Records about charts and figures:
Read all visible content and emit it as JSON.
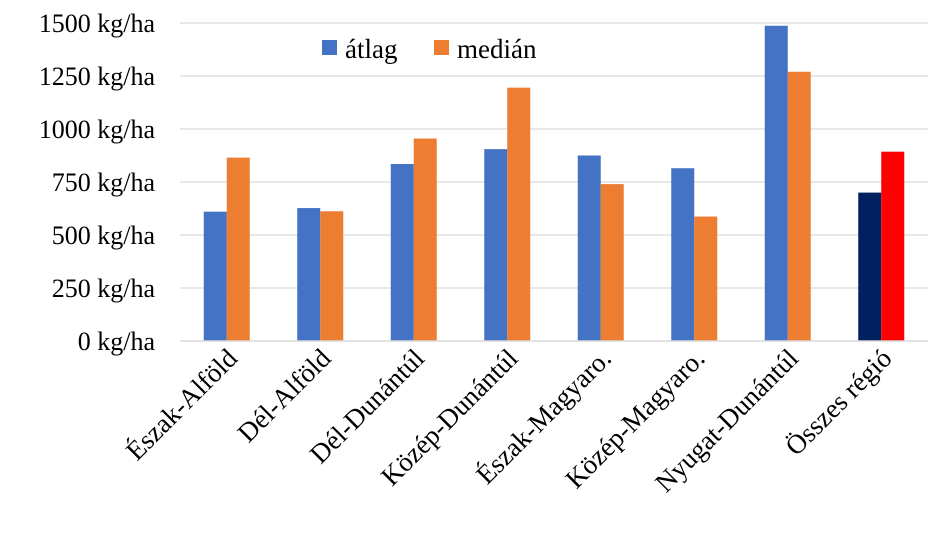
{
  "chart_data": {
    "type": "bar",
    "categories": [
      "Észak-Alföld",
      "Dél-Alföld",
      "Dél-Dunántúl",
      "Közép-Dunántúl",
      "Észak-Magyaro.",
      "Közép-Magyaro.",
      "Nyugat-Dunántúl",
      "Összes régió"
    ],
    "series": [
      {
        "name": "átlag",
        "color": "#4472C4",
        "values": [
          610,
          627,
          835,
          905,
          875,
          815,
          1487,
          700
        ],
        "point_colors": [
          null,
          null,
          null,
          null,
          null,
          null,
          null,
          "#002060"
        ]
      },
      {
        "name": "medián",
        "color": "#ED7D31",
        "values": [
          865,
          612,
          955,
          1195,
          740,
          587,
          1270,
          893
        ],
        "point_colors": [
          null,
          null,
          null,
          null,
          null,
          null,
          null,
          "#FF0000"
        ]
      }
    ],
    "ylim": [
      0,
      1500
    ],
    "yticks": [
      0,
      250,
      500,
      750,
      1000,
      1250,
      1500
    ],
    "ytick_labels": [
      "0 kg/ha",
      "250 kg/ha",
      "500 kg/ha",
      "750 kg/ha",
      "1000 kg/ha",
      "1250 kg/ha",
      "1500 kg/ha"
    ],
    "grid": true,
    "legend_position": "top-center",
    "title": "",
    "xlabel": "",
    "ylabel": ""
  }
}
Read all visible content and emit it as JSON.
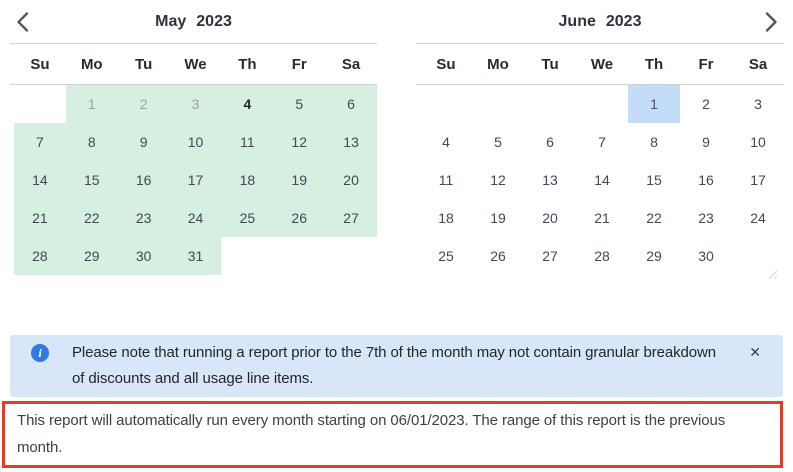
{
  "colors": {
    "range_green": "#d6efe0",
    "selected_blue": "#c3ddf6",
    "banner_bg": "#d8e6f8",
    "info_icon_blue": "#2e7ce0",
    "alert_red": "#e23e26",
    "line_gray": "#cdd1d4"
  },
  "calendars": [
    {
      "id": "may",
      "month": "May",
      "year": "2023",
      "day_headers": [
        "Su",
        "Mo",
        "Tu",
        "We",
        "Th",
        "Fr",
        "Sa"
      ],
      "weeks": [
        [
          null,
          {
            "d": "1",
            "s": "muted range"
          },
          {
            "d": "2",
            "s": "muted range"
          },
          {
            "d": "3",
            "s": "muted range"
          },
          {
            "d": "4",
            "s": "today range"
          },
          {
            "d": "5",
            "s": "range"
          },
          {
            "d": "6",
            "s": "range"
          }
        ],
        [
          {
            "d": "7",
            "s": "range"
          },
          {
            "d": "8",
            "s": "range"
          },
          {
            "d": "9",
            "s": "range"
          },
          {
            "d": "10",
            "s": "range"
          },
          {
            "d": "11",
            "s": "range"
          },
          {
            "d": "12",
            "s": "range"
          },
          {
            "d": "13",
            "s": "range"
          }
        ],
        [
          {
            "d": "14",
            "s": "range"
          },
          {
            "d": "15",
            "s": "range"
          },
          {
            "d": "16",
            "s": "range"
          },
          {
            "d": "17",
            "s": "range"
          },
          {
            "d": "18",
            "s": "range"
          },
          {
            "d": "19",
            "s": "range"
          },
          {
            "d": "20",
            "s": "range"
          }
        ],
        [
          {
            "d": "21",
            "s": "range"
          },
          {
            "d": "22",
            "s": "range"
          },
          {
            "d": "23",
            "s": "range"
          },
          {
            "d": "24",
            "s": "range"
          },
          {
            "d": "25",
            "s": "range"
          },
          {
            "d": "26",
            "s": "range"
          },
          {
            "d": "27",
            "s": "range"
          }
        ],
        [
          {
            "d": "28",
            "s": "range"
          },
          {
            "d": "29",
            "s": "range"
          },
          {
            "d": "30",
            "s": "range"
          },
          {
            "d": "31",
            "s": "range"
          },
          null,
          null,
          null
        ]
      ]
    },
    {
      "id": "june",
      "month": "June",
      "year": "2023",
      "day_headers": [
        "Su",
        "Mo",
        "Tu",
        "We",
        "Th",
        "Fr",
        "Sa"
      ],
      "weeks": [
        [
          null,
          null,
          null,
          null,
          {
            "d": "1",
            "s": "selected"
          },
          {
            "d": "2",
            "s": ""
          },
          {
            "d": "3",
            "s": ""
          }
        ],
        [
          {
            "d": "4",
            "s": ""
          },
          {
            "d": "5",
            "s": ""
          },
          {
            "d": "6",
            "s": ""
          },
          {
            "d": "7",
            "s": ""
          },
          {
            "d": "8",
            "s": ""
          },
          {
            "d": "9",
            "s": ""
          },
          {
            "d": "10",
            "s": ""
          }
        ],
        [
          {
            "d": "11",
            "s": ""
          },
          {
            "d": "12",
            "s": ""
          },
          {
            "d": "13",
            "s": ""
          },
          {
            "d": "14",
            "s": ""
          },
          {
            "d": "15",
            "s": ""
          },
          {
            "d": "16",
            "s": ""
          },
          {
            "d": "17",
            "s": ""
          }
        ],
        [
          {
            "d": "18",
            "s": ""
          },
          {
            "d": "19",
            "s": ""
          },
          {
            "d": "20",
            "s": ""
          },
          {
            "d": "21",
            "s": ""
          },
          {
            "d": "22",
            "s": ""
          },
          {
            "d": "23",
            "s": ""
          },
          {
            "d": "24",
            "s": ""
          }
        ],
        [
          {
            "d": "25",
            "s": ""
          },
          {
            "d": "26",
            "s": ""
          },
          {
            "d": "27",
            "s": ""
          },
          {
            "d": "28",
            "s": ""
          },
          {
            "d": "29",
            "s": ""
          },
          {
            "d": "30",
            "s": ""
          },
          null
        ]
      ]
    }
  ],
  "banner": {
    "text": "Please note that running a report prior to the 7th of the month may not contain granular breakdown of discounts and all usage line items.",
    "close_label": "✕"
  },
  "notice": {
    "text": "This report will automatically run every month starting on 06/01/2023. The range of this report is the previous month."
  }
}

■ Required work
Write the listing above out again exactly, dropping each image.

■ Correct response
Read all visible content and emit it as JSON.
{
  "chart_data": {
    "type": "bar",
    "categories": [
      "Észak-Alföld",
      "Dél-Alföld",
      "Dél-Dunántúl",
      "Közép-Dunántúl",
      "Észak-Magyaro.",
      "Közép-Magyaro.",
      "Nyugat-Dunántúl",
      "Összes régió"
    ],
    "series": [
      {
        "name": "átlag",
        "color": "#4472C4",
        "values": [
          610,
          627,
          835,
          905,
          875,
          815,
          1487,
          700
        ],
        "point_colors": [
          null,
          null,
          null,
          null,
          null,
          null,
          null,
          "#002060"
        ]
      },
      {
        "name": "medián",
        "color": "#ED7D31",
        "values": [
          865,
          612,
          955,
          1195,
          740,
          587,
          1270,
          893
        ],
        "point_colors": [
          null,
          null,
          null,
          null,
          null,
          null,
          null,
          "#FF0000"
        ]
      }
    ],
    "ylim": [
      0,
      1500
    ],
    "yticks": [
      0,
      250,
      500,
      750,
      1000,
      1250,
      1500
    ],
    "ytick_labels": [
      "0 kg/ha",
      "250 kg/ha",
      "500 kg/ha",
      "750 kg/ha",
      "1000 kg/ha",
      "1250 kg/ha",
      "1500 kg/ha"
    ],
    "grid": true,
    "legend_position": "top-center",
    "title": "",
    "xlabel": "",
    "ylabel": ""
  }
}
Read all visible content and emit it as JSON.
{
  "colors": {
    "range_green": "#d6efe0",
    "selected_blue": "#c3ddf6",
    "banner_bg": "#d8e6f8",
    "info_icon_blue": "#2e7ce0",
    "alert_red": "#e23e26",
    "line_gray": "#cdd1d4"
  },
  "calendars": [
    {
      "id": "may",
      "month": "May",
      "year": "2023",
      "day_headers": [
        "Su",
        "Mo",
        "Tu",
        "We",
        "Th",
        "Fr",
        "Sa"
      ],
      "weeks": [
        [
          null,
          {
            "d": "1",
            "s": "muted range"
          },
          {
            "d": "2",
            "s": "muted range"
          },
          {
            "d": "3",
            "s": "muted range"
          },
          {
            "d": "4",
            "s": "today range"
          },
          {
            "d": "5",
            "s": "range"
          },
          {
            "d": "6",
            "s": "range"
          }
        ],
        [
          {
            "d": "7",
            "s": "range"
          },
          {
            "d": "8",
            "s": "range"
          },
          {
            "d": "9",
            "s": "range"
          },
          {
            "d": "10",
            "s": "range"
          },
          {
            "d": "11",
            "s": "range"
          },
          {
            "d": "12",
            "s": "range"
          },
          {
            "d": "13",
            "s": "range"
          }
        ],
        [
          {
            "d": "14",
            "s": "range"
          },
          {
            "d": "15",
            "s": "range"
          },
          {
            "d": "16",
            "s": "range"
          },
          {
            "d": "17",
            "s": "range"
          },
          {
            "d": "18",
            "s": "range"
          },
          {
            "d": "19",
            "s": "range"
          },
          {
            "d": "20",
            "s": "range"
          }
        ],
        [
          {
            "d": "21",
            "s": "range"
          },
          {
            "d": "22",
            "s": "range"
          },
          {
            "d": "23",
            "s": "range"
          },
          {
            "d": "24",
            "s": "range"
          },
          {
            "d": "25",
            "s": "range"
          },
          {
            "d": "26",
            "s": "range"
          },
          {
            "d": "27",
            "s": "range"
          }
        ],
        [
          {
            "d": "28",
            "s": "range"
          },
          {
            "d": "29",
            "s": "range"
          },
          {
            "d": "30",
            "s": "range"
          },
          {
            "d": "31",
            "s": "range"
          },
          null,
          null,
          null
        ]
      ]
    },
    {
      "id": "june",
      "month": "June",
      "year": "2023",
      "day_headers": [
        "Su",
        "Mo",
        "Tu",
        "We",
        "Th",
        "Fr",
        "Sa"
      ],
      "weeks": [
        [
          null,
          null,
          null,
          null,
          {
            "d": "1",
            "s": "selected"
          },
          {
            "d": "2",
            "s": ""
          },
          {
            "d": "3",
            "s": ""
          }
        ],
        [
          {
            "d": "4",
            "s": ""
          },
          {
            "d": "5",
            "s": ""
          },
          {
            "d": "6",
            "s": ""
          },
          {
            "d": "7",
            "s": ""
          },
          {
            "d": "8",
            "s": ""
          },
          {
            "d": "9",
            "s": ""
          },
          {
            "d": "10",
            "s": ""
          }
        ],
        [
          {
            "d": "11",
            "s": ""
          },
          {
            "d": "12",
            "s": ""
          },
          {
            "d": "13",
            "s": ""
          },
          {
            "d": "14",
            "s": ""
          },
          {
            "d": "15",
            "s": ""
          },
          {
            "d": "16",
            "s": ""
          },
          {
            "d": "17",
            "s": ""
          }
        ],
        [
          {
            "d": "18",
            "s": ""
          },
          {
            "d": "19",
            "s": ""
          },
          {
            "d": "20",
            "s": ""
          },
          {
            "d": "21",
            "s": ""
          },
          {
            "d": "22",
            "s": ""
          },
          {
            "d": "23",
            "s": ""
          },
          {
            "d": "24",
            "s": ""
          }
        ],
        [
          {
            "d": "25",
            "s": ""
          },
          {
            "d": "26",
            "s": ""
          },
          {
            "d": "27",
            "s": ""
          },
          {
            "d": "28",
            "s": ""
          },
          {
            "d": "29",
            "s": ""
          },
          {
            "d": "30",
            "s": ""
          },
          null
        ]
      ]
    }
  ],
  "banner": {
    "text": "Please note that running a report prior to the 7th of the month may not contain granular breakdown of discounts and all usage line items.",
    "close_label": "✕"
  },
  "notice": {
    "text": "This report will automatically run every month starting on 06/01/2023. The range of this report is the previous month."
  }
}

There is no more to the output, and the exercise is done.